Return the listing below word for word.

--- PROVIDED RECORDS ---

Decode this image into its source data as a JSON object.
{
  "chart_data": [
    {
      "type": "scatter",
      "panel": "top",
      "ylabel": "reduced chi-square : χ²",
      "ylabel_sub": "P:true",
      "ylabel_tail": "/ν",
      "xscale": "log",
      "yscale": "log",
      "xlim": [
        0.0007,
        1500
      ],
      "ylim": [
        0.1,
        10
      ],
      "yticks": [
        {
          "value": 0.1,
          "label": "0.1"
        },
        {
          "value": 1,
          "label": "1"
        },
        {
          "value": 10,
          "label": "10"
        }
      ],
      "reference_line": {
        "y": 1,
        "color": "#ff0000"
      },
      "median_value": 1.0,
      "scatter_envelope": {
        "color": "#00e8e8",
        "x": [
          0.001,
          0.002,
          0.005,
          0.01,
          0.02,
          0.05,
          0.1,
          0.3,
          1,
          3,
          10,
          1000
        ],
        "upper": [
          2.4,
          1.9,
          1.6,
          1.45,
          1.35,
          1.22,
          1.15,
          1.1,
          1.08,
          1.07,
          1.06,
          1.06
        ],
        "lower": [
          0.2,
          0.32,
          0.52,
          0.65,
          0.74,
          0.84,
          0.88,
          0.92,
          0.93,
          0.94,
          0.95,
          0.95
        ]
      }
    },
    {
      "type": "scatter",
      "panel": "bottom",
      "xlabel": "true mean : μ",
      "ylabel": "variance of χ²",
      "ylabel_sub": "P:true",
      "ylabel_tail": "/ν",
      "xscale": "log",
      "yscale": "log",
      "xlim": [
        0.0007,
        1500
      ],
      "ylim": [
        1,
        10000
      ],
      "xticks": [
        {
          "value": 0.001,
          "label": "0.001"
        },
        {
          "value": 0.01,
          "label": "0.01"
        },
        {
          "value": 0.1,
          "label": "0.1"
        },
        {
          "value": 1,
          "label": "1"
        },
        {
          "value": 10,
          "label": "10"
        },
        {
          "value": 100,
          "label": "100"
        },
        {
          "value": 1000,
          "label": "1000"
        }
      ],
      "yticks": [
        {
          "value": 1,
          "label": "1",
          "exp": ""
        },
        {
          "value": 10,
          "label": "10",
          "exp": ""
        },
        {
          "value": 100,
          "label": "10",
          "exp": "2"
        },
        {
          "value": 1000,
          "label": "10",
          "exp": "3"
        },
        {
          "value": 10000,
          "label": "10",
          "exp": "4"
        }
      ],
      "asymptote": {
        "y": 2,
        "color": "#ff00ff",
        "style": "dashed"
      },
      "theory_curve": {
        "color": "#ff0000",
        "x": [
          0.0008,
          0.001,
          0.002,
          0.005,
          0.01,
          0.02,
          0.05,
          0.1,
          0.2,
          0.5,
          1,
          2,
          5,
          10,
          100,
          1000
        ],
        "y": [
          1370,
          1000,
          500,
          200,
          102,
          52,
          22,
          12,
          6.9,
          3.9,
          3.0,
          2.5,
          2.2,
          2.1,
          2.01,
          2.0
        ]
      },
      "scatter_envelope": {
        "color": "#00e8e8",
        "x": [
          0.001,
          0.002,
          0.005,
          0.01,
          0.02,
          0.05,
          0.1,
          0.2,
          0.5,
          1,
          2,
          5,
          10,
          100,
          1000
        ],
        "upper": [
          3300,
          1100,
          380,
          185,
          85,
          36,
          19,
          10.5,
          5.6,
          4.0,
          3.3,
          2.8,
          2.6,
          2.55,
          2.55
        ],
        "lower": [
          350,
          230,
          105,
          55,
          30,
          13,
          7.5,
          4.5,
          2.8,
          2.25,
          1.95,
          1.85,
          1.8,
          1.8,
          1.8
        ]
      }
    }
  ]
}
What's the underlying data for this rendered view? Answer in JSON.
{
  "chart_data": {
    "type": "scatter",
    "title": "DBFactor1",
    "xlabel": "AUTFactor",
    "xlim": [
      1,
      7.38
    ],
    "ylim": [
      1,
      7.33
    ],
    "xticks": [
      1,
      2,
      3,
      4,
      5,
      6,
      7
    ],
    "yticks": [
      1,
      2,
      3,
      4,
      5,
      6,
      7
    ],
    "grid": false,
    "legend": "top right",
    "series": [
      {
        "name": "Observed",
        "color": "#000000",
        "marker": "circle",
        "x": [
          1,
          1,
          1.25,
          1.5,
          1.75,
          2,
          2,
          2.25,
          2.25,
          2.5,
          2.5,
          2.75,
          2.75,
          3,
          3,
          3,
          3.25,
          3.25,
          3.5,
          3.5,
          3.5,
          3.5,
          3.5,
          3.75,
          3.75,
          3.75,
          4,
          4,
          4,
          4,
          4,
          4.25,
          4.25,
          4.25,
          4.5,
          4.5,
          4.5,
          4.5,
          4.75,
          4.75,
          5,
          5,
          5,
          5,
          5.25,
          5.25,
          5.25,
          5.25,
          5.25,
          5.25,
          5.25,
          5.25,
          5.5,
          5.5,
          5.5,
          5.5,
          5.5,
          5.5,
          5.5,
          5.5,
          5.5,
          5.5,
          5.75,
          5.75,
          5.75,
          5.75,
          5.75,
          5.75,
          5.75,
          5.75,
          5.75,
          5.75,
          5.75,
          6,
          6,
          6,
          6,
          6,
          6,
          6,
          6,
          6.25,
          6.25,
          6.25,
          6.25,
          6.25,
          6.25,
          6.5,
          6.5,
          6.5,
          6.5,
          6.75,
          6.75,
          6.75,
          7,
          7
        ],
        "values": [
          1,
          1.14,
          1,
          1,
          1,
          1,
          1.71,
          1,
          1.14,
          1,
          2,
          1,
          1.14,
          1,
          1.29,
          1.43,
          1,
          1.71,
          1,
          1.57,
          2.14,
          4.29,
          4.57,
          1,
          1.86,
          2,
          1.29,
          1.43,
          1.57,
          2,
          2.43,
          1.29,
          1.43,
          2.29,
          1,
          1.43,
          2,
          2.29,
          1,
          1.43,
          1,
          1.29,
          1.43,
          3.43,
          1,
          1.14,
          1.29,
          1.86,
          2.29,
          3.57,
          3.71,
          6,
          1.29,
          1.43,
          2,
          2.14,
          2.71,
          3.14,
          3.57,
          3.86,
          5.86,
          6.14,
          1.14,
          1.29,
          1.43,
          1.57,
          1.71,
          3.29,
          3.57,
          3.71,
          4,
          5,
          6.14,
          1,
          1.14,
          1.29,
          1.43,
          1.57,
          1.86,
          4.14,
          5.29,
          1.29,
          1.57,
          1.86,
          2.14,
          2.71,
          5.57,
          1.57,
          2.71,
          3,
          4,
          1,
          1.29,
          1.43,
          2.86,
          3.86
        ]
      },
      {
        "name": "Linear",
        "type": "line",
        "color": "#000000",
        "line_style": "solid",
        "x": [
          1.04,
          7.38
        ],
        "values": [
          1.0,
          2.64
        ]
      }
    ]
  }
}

---

### THE REPLY
Decode this image into its source data as a JSON object.
{
  "chart_data": [
    {
      "type": "scatter",
      "panel": "top",
      "ylabel": "reduced chi-square : χ²",
      "ylabel_sub": "P:true",
      "ylabel_tail": "/ν",
      "xscale": "log",
      "yscale": "log",
      "xlim": [
        0.0007,
        1500
      ],
      "ylim": [
        0.1,
        10
      ],
      "yticks": [
        {
          "value": 0.1,
          "label": "0.1"
        },
        {
          "value": 1,
          "label": "1"
        },
        {
          "value": 10,
          "label": "10"
        }
      ],
      "reference_line": {
        "y": 1,
        "color": "#ff0000"
      },
      "median_value": 1.0,
      "scatter_envelope": {
        "color": "#00e8e8",
        "x": [
          0.001,
          0.002,
          0.005,
          0.01,
          0.02,
          0.05,
          0.1,
          0.3,
          1,
          3,
          10,
          1000
        ],
        "upper": [
          2.4,
          1.9,
          1.6,
          1.45,
          1.35,
          1.22,
          1.15,
          1.1,
          1.08,
          1.07,
          1.06,
          1.06
        ],
        "lower": [
          0.2,
          0.32,
          0.52,
          0.65,
          0.74,
          0.84,
          0.88,
          0.92,
          0.93,
          0.94,
          0.95,
          0.95
        ]
      }
    },
    {
      "type": "scatter",
      "panel": "bottom",
      "xlabel": "true mean : μ",
      "ylabel": "variance of χ²",
      "ylabel_sub": "P:true",
      "ylabel_tail": "/ν",
      "xscale": "log",
      "yscale": "log",
      "xlim": [
        0.0007,
        1500
      ],
      "ylim": [
        1,
        10000
      ],
      "xticks": [
        {
          "value": 0.001,
          "label": "0.001"
        },
        {
          "value": 0.01,
          "label": "0.01"
        },
        {
          "value": 0.1,
          "label": "0.1"
        },
        {
          "value": 1,
          "label": "1"
        },
        {
          "value": 10,
          "label": "10"
        },
        {
          "value": 100,
          "label": "100"
        },
        {
          "value": 1000,
          "label": "1000"
        }
      ],
      "yticks": [
        {
          "value": 1,
          "label": "1",
          "exp": ""
        },
        {
          "value": 10,
          "label": "10",
          "exp": ""
        },
        {
          "value": 100,
          "label": "10",
          "exp": "2"
        },
        {
          "value": 1000,
          "label": "10",
          "exp": "3"
        },
        {
          "value": 10000,
          "label": "10",
          "exp": "4"
        }
      ],
      "asymptote": {
        "y": 2,
        "color": "#ff00ff",
        "style": "dashed"
      },
      "theory_curve": {
        "color": "#ff0000",
        "x": [
          0.0008,
          0.001,
          0.002,
          0.005,
          0.01,
          0.02,
          0.05,
          0.1,
          0.2,
          0.5,
          1,
          2,
          5,
          10,
          100,
          1000
        ],
        "y": [
          1370,
          1000,
          500,
          200,
          102,
          52,
          22,
          12,
          6.9,
          3.9,
          3.0,
          2.5,
          2.2,
          2.1,
          2.01,
          2.0
        ]
      },
      "scatter_envelope": {
        "color": "#00e8e8",
        "x": [
          0.001,
          0.002,
          0.005,
          0.01,
          0.02,
          0.05,
          0.1,
          0.2,
          0.5,
          1,
          2,
          5,
          10,
          100,
          1000
        ],
        "upper": [
          3300,
          1100,
          380,
          185,
          85,
          36,
          19,
          10.5,
          5.6,
          4.0,
          3.3,
          2.8,
          2.6,
          2.55,
          2.55
        ],
        "lower": [
          350,
          230,
          105,
          55,
          30,
          13,
          7.5,
          4.5,
          2.8,
          2.25,
          1.95,
          1.85,
          1.8,
          1.8,
          1.8
        ]
      }
    }
  ]
}
What's the underlying data for this rendered view? Answer in JSON.
{
  "chart_data": {
    "type": "scatter",
    "title": "DBFactor1",
    "xlabel": "AUTFactor",
    "xlim": [
      1,
      7.38
    ],
    "ylim": [
      1,
      7.33
    ],
    "xticks": [
      1,
      2,
      3,
      4,
      5,
      6,
      7
    ],
    "yticks": [
      1,
      2,
      3,
      4,
      5,
      6,
      7
    ],
    "grid": false,
    "legend": "top right",
    "series": [
      {
        "name": "Observed",
        "color": "#000000",
        "marker": "circle",
        "x": [
          1,
          1,
          1.25,
          1.5,
          1.75,
          2,
          2,
          2.25,
          2.25,
          2.5,
          2.5,
          2.75,
          2.75,
          3,
          3,
          3,
          3.25,
          3.25,
          3.5,
          3.5,
          3.5,
          3.5,
          3.5,
          3.75,
          3.75,
          3.75,
          4,
          4,
          4,
          4,
          4,
          4.25,
          4.25,
          4.25,
          4.5,
          4.5,
          4.5,
          4.5,
          4.75,
          4.75,
          5,
          5,
          5,
          5,
          5.25,
          5.25,
          5.25,
          5.25,
          5.25,
          5.25,
          5.25,
          5.25,
          5.5,
          5.5,
          5.5,
          5.5,
          5.5,
          5.5,
          5.5,
          5.5,
          5.5,
          5.5,
          5.75,
          5.75,
          5.75,
          5.75,
          5.75,
          5.75,
          5.75,
          5.75,
          5.75,
          5.75,
          5.75,
          6,
          6,
          6,
          6,
          6,
          6,
          6,
          6,
          6.25,
          6.25,
          6.25,
          6.25,
          6.25,
          6.25,
          6.5,
          6.5,
          6.5,
          6.5,
          6.75,
          6.75,
          6.75,
          7,
          7
        ],
        "values": [
          1,
          1.14,
          1,
          1,
          1,
          1,
          1.71,
          1,
          1.14,
          1,
          2,
          1,
          1.14,
          1,
          1.29,
          1.43,
          1,
          1.71,
          1,
          1.57,
          2.14,
          4.29,
          4.57,
          1,
          1.86,
          2,
          1.29,
          1.43,
          1.57,
          2,
          2.43,
          1.29,
          1.43,
          2.29,
          1,
          1.43,
          2,
          2.29,
          1,
          1.43,
          1,
          1.29,
          1.43,
          3.43,
          1,
          1.14,
          1.29,
          1.86,
          2.29,
          3.57,
          3.71,
          6,
          1.29,
          1.43,
          2,
          2.14,
          2.71,
          3.14,
          3.57,
          3.86,
          5.86,
          6.14,
          1.14,
          1.29,
          1.43,
          1.57,
          1.71,
          3.29,
          3.57,
          3.71,
          4,
          5,
          6.14,
          1,
          1.14,
          1.29,
          1.43,
          1.57,
          1.86,
          4.14,
          5.29,
          1.29,
          1.57,
          1.86,
          2.14,
          2.71,
          5.57,
          1.57,
          2.71,
          3,
          4,
          1,
          1.29,
          1.43,
          2.86,
          3.86
        ]
      },
      {
        "name": "Linear",
        "type": "line",
        "color": "#000000",
        "line_style": "solid",
        "x": [
          1.04,
          7.38
        ],
        "values": [
          1.0,
          2.64
        ]
      }
    ]
  }
}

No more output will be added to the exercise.